## DATA EXCERPTS:
· · ·
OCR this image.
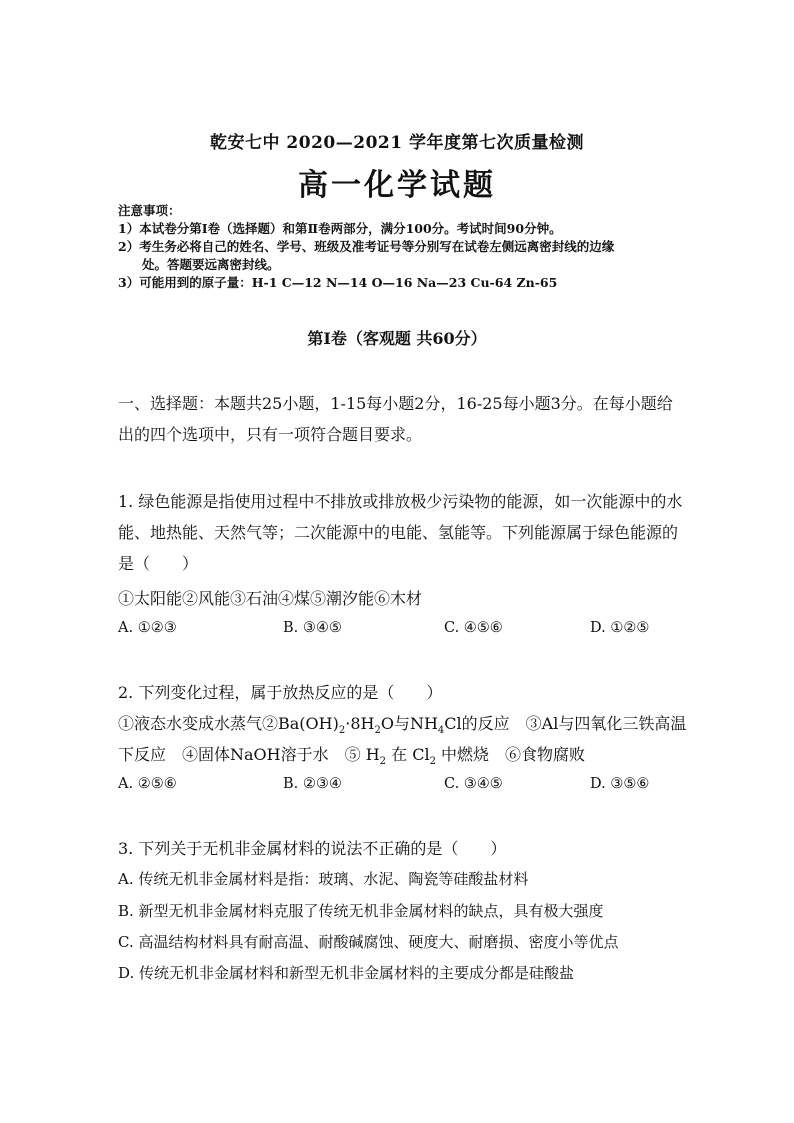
乾安七中 2020—2021 学年度第七次质量检测
高一化学试题
注意事项：
1）本试卷分第Ⅰ卷（选择题）和第Ⅱ卷两部分，满分100分。考试时间90分钟。
2）考生务必将自己的姓名、学号、班级及准考证号等分别写在试卷左侧远离密封线的边缘
处。答题要远离密封线。
3）可能用到的原子量：H-1 C—12 N—14 O—16 Na—23 Cu-64 Zn-65
第Ⅰ卷（客观题 共60分）
一、选择题：本题共25小题，1-15每小题2分，16-25每小题3分。在每小题给出的四个选项中，只有一项符合题目要求。
1. 绿色能源是指使用过程中不排放或排放极少污染物的能源，如一次能源中的水能、地热能、天然气等；二次能源中的电能、氢能等。下列能源属于绿色能源的是（　　）
①太阳能②风能③石油④煤⑤潮汐能⑥木材
A. ①②③	B. ③④⑤	C. ④⑤⑥	D. ①②⑤
2. 下列变化过程，属于放热反应的是（　　）
①液态水变成水蒸气$②Ba(OH)_2\cdot 8H_2O$与$NH_4Cl$的反应　③Al与四氧化三铁高温
下反应　④固体NaOH溶于水　⑤ $H_2$ 在 $Cl_2$ 中燃烧　⑥食物腐败
A. ②⑤⑥	B. ②③④	C. ③④⑤	D. ③⑤⑥
3. 下列关于无机非金属材料的说法不正确的是（　　）
A. 传统无机非金属材料是指：玻璃、水泥、陶瓷等硅酸盐材料
B. 新型无机非金属材料克服了传统无机非金属材料的缺点，具有极大强度
C. 高温结构材料具有耐高温、耐酸碱腐蚀、硬度大、耐磨损、密度小等优点
D. 传统无机非金属材料和新型无机非金属材料的主要成分都是硅酸盐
· · ·
## TASK STATEMENT:
Leave every image out, and retype the material exactly.

## FINAL RESULT:
OCR this image.
乾安七中 2020—2021 学年度第七次质量检测
高一化学试题
注意事项：
1）本试卷分第Ⅰ卷（选择题）和第Ⅱ卷两部分，满分100分。考试时间90分钟。
2）考生务必将自己的姓名、学号、班级及准考证号等分别写在试卷左侧远离密封线的边缘
处。答题要远离密封线。
3）可能用到的原子量：H-1 C—12 N—14 O—16 Na—23 Cu-64 Zn-65
第Ⅰ卷（客观题 共60分）
一、选择题：本题共25小题，1-15每小题2分，16-25每小题3分。在每小题给出的四个选项中，只有一项符合题目要求。
1. 绿色能源是指使用过程中不排放或排放极少污染物的能源，如一次能源中的水能、地热能、天然气等；二次能源中的电能、氢能等。下列能源属于绿色能源的是（　　）
①太阳能②风能③石油④煤⑤潮汐能⑥木材
A. ①②③	B. ③④⑤	C. ④⑤⑥	D. ①②⑤
2. 下列变化过程，属于放热反应的是（　　）
①液态水变成水蒸气$②Ba(OH)_2\cdot 8H_2O$与$NH_4Cl$的反应　③Al与四氧化三铁高温
下反应　④固体NaOH溶于水　⑤ $H_2$ 在 $Cl_2$ 中燃烧　⑥食物腐败
A. ②⑤⑥	B. ②③④	C. ③④⑤	D. ③⑤⑥
3. 下列关于无机非金属材料的说法不正确的是（　　）
A. 传统无机非金属材料是指：玻璃、水泥、陶瓷等硅酸盐材料
B. 新型无机非金属材料克服了传统无机非金属材料的缺点，具有极大强度
C. 高温结构材料具有耐高温、耐酸碱腐蚀、硬度大、耐磨损、密度小等优点
D. 传统无机非金属材料和新型无机非金属材料的主要成分都是硅酸盐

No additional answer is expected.